**PROBLEM DESCRIPTION:** Look through the data and write out every line with the word "Harriet" in it.

**INPUT FOR THIS TASK:**
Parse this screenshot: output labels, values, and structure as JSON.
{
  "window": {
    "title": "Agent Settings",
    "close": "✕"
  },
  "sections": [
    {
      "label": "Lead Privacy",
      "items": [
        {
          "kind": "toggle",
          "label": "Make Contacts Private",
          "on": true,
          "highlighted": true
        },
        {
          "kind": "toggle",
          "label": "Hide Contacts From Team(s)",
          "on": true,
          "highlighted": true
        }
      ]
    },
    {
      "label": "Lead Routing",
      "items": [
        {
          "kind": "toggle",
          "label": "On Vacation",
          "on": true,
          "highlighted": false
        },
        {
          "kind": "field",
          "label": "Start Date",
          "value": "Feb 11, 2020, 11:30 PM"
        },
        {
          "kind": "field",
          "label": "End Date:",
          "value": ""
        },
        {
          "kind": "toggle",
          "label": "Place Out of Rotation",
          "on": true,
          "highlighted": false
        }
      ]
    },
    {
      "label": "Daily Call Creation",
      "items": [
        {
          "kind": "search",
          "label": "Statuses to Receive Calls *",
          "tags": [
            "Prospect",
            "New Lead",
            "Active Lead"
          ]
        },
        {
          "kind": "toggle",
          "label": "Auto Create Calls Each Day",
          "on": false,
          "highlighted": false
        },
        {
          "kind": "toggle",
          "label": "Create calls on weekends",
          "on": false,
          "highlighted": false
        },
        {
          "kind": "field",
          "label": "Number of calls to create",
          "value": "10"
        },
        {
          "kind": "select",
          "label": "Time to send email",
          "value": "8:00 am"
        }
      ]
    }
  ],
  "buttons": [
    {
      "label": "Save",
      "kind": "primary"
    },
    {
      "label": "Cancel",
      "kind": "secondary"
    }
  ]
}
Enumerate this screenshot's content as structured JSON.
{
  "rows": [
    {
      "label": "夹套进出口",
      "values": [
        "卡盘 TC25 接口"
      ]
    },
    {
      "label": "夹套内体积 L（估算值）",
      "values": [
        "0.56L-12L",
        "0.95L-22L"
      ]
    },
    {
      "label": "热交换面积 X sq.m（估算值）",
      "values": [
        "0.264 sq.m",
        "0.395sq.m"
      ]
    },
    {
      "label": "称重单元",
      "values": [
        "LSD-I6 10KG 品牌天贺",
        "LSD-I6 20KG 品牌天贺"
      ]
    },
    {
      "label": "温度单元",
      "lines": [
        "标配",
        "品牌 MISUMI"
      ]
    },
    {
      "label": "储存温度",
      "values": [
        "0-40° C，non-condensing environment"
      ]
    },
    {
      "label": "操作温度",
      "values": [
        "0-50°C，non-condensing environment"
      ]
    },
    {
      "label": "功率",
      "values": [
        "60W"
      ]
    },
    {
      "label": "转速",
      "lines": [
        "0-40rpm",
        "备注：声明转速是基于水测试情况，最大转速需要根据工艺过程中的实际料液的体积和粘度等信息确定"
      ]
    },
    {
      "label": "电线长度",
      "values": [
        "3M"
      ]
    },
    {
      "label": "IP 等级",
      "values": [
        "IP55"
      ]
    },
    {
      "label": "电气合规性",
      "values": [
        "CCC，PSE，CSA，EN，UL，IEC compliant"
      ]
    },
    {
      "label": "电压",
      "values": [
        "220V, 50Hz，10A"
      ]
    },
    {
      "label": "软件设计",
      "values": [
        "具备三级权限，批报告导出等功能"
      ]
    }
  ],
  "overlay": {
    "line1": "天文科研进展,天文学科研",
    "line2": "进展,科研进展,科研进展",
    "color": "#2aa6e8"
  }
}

...

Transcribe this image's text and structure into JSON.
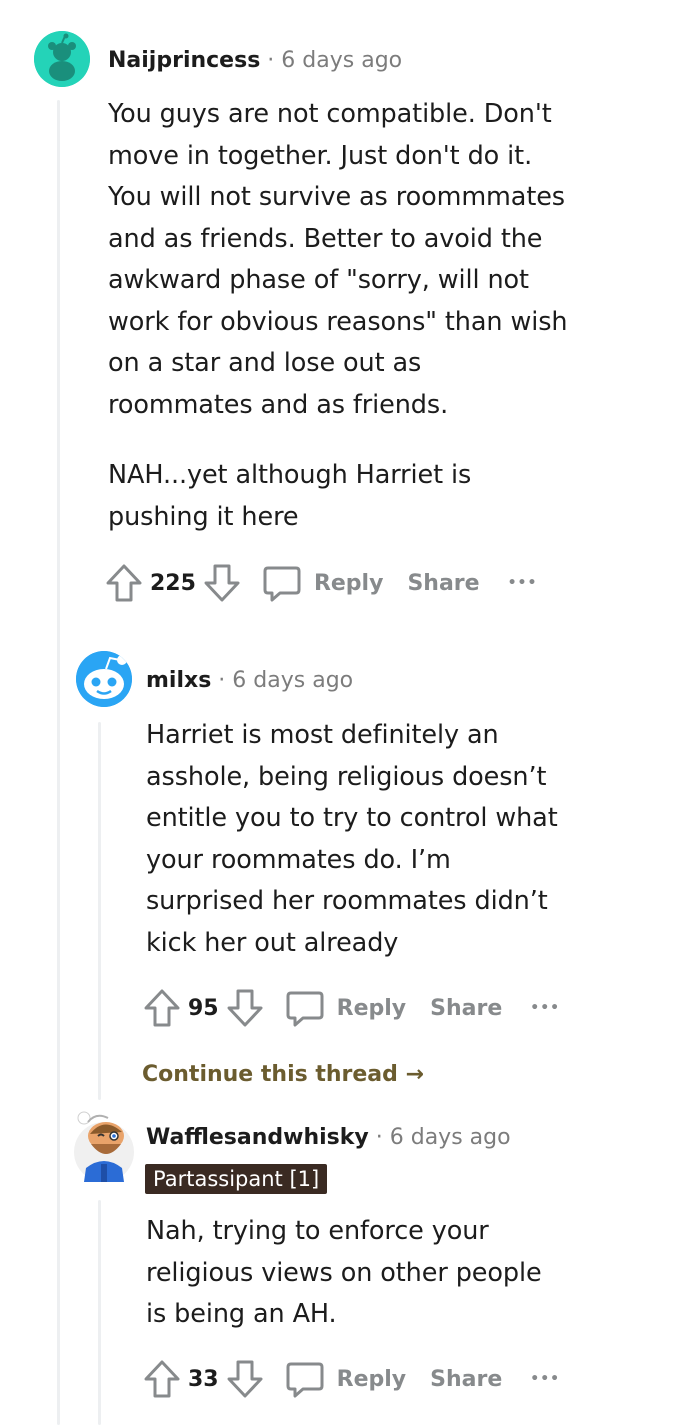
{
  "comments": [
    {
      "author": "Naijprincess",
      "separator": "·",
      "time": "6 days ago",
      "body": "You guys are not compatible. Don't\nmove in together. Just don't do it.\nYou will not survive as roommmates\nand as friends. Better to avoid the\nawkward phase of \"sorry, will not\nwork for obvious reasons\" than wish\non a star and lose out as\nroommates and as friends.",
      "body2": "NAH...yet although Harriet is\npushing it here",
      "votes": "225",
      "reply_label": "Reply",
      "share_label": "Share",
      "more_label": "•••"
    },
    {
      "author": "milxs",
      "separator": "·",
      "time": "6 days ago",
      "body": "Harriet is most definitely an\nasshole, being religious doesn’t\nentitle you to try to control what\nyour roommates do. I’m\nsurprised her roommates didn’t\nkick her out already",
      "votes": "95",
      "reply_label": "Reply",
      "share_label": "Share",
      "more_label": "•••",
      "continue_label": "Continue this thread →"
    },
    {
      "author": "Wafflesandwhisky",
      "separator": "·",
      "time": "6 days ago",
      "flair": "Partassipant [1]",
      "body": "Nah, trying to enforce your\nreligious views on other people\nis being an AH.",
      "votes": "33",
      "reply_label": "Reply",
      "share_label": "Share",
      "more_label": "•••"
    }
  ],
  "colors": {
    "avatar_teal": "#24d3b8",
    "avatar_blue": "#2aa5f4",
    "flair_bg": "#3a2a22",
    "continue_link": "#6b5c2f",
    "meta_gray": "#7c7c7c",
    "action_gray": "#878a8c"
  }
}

---

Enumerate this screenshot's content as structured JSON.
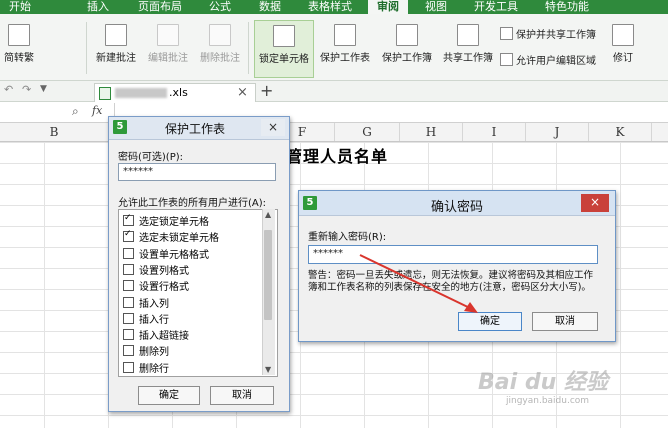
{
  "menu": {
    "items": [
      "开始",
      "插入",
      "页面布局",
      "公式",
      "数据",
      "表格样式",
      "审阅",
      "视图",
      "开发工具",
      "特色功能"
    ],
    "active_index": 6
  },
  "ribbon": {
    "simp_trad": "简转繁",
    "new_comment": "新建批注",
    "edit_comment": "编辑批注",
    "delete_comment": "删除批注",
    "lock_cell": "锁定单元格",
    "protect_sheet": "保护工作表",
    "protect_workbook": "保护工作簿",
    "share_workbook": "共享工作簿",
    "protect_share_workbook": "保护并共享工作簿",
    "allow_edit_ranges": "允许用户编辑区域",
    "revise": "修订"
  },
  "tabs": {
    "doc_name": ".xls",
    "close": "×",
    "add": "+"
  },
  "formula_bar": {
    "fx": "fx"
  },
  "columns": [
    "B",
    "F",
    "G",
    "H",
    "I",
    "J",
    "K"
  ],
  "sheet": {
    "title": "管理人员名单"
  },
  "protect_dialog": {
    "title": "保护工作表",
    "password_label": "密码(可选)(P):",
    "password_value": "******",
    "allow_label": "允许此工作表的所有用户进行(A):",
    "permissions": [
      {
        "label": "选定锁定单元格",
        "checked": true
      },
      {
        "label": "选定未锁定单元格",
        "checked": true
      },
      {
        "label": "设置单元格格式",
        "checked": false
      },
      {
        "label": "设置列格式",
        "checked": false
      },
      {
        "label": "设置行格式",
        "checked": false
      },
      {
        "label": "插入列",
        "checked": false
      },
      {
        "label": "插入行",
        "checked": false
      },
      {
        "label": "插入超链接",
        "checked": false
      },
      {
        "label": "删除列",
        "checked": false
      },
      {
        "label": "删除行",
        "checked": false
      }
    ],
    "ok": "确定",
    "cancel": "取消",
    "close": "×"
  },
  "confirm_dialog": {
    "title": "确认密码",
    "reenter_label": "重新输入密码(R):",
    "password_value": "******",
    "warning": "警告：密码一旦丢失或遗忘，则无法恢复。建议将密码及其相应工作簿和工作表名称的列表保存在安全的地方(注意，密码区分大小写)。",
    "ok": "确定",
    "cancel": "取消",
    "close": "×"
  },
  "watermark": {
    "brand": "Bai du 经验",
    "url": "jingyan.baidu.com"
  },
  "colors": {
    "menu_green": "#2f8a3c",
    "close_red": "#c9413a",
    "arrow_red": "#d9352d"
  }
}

**THE ANSWER:**
      "body2": "NAH...yet although Harriet is\npushing it here",
      "body": "Harriet is most definitely an\nasshole, being religious doesn’t\nentitle you to try to control what\nyour roommates do. I’m\nsurprised her roommates didn’t\nkick her out already",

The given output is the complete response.